↓↓↓

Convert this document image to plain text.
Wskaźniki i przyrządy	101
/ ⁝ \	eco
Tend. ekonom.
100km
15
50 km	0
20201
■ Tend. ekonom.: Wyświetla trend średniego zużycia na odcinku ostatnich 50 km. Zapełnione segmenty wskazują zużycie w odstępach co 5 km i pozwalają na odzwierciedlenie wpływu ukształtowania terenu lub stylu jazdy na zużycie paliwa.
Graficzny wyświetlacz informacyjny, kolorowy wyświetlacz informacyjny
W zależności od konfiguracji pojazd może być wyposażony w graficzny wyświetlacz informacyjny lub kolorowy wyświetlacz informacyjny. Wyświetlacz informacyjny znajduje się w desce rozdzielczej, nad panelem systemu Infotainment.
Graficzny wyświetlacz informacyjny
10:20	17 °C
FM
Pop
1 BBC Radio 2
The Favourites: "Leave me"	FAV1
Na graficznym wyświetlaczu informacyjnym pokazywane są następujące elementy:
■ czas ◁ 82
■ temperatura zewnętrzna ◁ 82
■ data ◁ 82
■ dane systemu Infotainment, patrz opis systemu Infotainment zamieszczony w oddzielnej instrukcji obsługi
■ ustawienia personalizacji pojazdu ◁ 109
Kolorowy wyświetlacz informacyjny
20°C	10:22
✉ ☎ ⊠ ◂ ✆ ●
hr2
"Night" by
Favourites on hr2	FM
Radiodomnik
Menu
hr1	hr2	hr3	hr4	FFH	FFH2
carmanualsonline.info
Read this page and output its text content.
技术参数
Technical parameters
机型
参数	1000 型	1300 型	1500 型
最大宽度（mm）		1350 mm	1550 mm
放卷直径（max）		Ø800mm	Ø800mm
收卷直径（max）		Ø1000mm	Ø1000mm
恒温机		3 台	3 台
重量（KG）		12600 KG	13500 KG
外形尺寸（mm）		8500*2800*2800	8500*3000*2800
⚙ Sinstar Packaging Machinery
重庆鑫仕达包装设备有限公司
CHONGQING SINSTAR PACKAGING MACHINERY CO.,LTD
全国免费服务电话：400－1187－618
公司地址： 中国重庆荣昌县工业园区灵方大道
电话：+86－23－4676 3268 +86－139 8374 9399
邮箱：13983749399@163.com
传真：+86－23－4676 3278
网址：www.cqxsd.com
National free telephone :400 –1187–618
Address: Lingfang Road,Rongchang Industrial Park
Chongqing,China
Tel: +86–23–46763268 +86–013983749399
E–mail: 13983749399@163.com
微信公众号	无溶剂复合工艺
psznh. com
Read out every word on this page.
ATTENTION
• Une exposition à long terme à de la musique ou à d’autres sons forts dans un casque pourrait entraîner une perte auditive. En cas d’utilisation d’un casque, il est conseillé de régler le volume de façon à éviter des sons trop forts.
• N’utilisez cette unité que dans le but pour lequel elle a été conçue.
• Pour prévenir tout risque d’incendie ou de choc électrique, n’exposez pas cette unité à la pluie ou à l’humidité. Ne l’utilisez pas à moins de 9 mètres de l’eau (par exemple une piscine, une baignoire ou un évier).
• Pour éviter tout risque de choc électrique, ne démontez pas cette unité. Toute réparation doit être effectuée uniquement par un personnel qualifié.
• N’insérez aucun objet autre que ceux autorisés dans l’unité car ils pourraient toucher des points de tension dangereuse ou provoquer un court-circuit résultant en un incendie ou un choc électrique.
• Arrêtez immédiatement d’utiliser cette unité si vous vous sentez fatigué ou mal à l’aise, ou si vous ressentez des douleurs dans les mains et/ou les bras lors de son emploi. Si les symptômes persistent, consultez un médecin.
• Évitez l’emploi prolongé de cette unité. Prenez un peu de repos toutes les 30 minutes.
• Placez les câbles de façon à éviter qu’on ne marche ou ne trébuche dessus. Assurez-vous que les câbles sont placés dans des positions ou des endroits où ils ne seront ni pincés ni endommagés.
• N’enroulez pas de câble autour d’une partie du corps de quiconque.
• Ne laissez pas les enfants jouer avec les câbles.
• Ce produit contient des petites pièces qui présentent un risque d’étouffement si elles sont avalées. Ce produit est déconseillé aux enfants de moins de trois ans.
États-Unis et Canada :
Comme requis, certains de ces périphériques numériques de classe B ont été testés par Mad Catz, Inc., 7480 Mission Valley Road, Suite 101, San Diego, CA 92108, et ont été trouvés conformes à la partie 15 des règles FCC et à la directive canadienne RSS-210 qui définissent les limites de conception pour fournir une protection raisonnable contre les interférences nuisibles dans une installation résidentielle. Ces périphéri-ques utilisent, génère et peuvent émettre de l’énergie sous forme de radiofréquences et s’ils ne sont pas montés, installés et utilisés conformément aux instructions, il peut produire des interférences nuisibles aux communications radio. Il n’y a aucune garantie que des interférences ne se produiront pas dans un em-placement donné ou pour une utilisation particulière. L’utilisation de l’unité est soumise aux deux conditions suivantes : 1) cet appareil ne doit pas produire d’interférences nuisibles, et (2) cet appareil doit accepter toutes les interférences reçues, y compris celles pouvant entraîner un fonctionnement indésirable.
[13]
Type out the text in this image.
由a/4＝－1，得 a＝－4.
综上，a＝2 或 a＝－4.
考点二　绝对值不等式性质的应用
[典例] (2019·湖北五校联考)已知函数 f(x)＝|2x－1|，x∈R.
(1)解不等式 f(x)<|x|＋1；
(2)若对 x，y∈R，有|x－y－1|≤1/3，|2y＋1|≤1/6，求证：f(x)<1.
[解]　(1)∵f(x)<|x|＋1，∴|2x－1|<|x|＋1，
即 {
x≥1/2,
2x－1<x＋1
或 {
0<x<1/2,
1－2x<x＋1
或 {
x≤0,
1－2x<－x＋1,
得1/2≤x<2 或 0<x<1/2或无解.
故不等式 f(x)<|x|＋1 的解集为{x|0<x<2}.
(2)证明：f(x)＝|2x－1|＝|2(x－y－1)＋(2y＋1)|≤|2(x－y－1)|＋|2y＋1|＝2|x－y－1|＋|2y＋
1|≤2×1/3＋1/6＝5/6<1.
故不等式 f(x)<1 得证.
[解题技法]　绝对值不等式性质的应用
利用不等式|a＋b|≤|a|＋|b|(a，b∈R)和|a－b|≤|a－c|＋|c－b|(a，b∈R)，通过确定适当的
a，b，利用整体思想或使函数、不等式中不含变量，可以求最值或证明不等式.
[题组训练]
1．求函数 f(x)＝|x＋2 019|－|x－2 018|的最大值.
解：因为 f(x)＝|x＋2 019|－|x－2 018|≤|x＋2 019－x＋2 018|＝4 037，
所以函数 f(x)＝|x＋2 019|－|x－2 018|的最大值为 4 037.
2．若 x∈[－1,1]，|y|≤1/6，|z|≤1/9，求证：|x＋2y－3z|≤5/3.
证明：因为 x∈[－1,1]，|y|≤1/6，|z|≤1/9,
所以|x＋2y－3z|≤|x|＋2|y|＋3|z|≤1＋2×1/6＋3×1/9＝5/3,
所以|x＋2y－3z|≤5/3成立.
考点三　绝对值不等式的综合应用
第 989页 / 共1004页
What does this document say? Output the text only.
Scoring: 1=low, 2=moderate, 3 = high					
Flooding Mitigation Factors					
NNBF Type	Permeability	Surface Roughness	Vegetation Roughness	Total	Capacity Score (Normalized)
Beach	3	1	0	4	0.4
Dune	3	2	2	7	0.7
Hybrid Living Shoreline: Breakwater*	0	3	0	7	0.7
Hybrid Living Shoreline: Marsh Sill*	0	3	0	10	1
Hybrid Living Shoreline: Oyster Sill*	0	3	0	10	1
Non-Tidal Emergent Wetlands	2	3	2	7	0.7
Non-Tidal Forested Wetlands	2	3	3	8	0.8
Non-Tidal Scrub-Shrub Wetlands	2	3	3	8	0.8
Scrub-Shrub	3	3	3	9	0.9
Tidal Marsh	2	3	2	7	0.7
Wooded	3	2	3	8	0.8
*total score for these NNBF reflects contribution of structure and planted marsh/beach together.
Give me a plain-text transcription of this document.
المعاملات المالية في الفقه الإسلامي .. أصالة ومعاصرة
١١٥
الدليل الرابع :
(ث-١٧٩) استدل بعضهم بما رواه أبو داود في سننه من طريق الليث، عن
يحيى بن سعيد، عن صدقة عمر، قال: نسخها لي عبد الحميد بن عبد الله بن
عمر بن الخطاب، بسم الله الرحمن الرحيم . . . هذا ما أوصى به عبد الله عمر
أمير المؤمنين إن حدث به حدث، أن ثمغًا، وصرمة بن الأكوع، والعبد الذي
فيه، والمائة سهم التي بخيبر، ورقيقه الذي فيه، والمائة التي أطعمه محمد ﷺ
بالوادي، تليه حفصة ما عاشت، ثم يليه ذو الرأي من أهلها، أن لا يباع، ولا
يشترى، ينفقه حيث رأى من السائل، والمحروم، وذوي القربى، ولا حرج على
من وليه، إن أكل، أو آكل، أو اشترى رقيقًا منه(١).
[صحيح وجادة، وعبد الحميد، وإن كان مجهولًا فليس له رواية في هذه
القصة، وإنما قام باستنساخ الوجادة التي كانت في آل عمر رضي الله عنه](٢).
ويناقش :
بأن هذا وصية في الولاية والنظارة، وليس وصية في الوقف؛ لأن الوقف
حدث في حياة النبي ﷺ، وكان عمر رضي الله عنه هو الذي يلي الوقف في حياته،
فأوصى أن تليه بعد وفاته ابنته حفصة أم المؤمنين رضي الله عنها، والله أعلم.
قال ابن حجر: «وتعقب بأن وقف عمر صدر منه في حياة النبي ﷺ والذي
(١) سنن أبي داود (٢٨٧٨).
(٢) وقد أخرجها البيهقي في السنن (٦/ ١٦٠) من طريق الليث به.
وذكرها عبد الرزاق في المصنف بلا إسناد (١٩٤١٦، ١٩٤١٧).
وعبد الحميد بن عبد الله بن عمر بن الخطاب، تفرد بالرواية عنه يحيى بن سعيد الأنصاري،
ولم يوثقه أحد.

↑↑↑

## EXERCISE
Choose all lines containing the string "document" and copy them out.

## WRITTEN RESPONSE
Convert this document image to plain text.
What does this document say? Output the text only.
Give me a plain-text transcription of this document.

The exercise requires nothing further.